## [Source data]
● ● ● ● ●

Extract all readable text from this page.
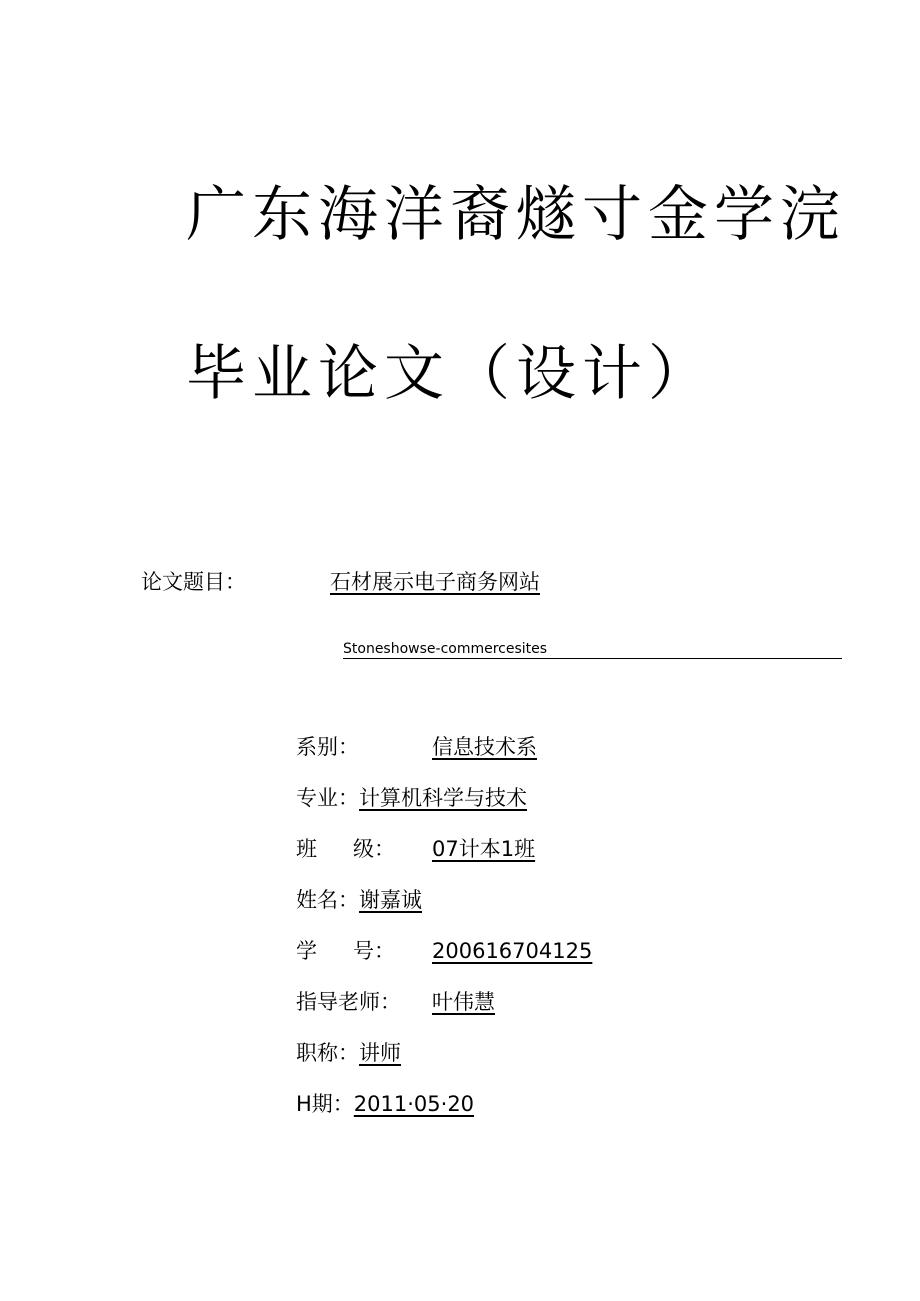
广东海洋裔燧寸金学浣
毕业论文（设计）
论文题目：	石材展示电子商务网站
Stoneshowse-commercesites
系别：	信息技术系
专业：计算机科学与技术
班 级： 07计本1班
姓名：谢嘉诚
学 号： 200616704125
指导老师： 叶伟慧
职称：讲师
H期：2011·05·20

● ● ● ● ●

## [What the task asks]
Set every line down exactly as written, leaving each picture out.

## [Written answer]
Extract all readable text from this page.
广东海洋裔燧寸金学浣
毕业论文（设计）
论文题目：	石材展示电子商务网站
Stoneshowse-commercesites
系别：	信息技术系
专业：计算机科学与技术
班 级： 07计本1班
姓名：谢嘉诚
学 号： 200616704125
指导老师： 叶伟慧
职称：讲师
H期：2011·05·20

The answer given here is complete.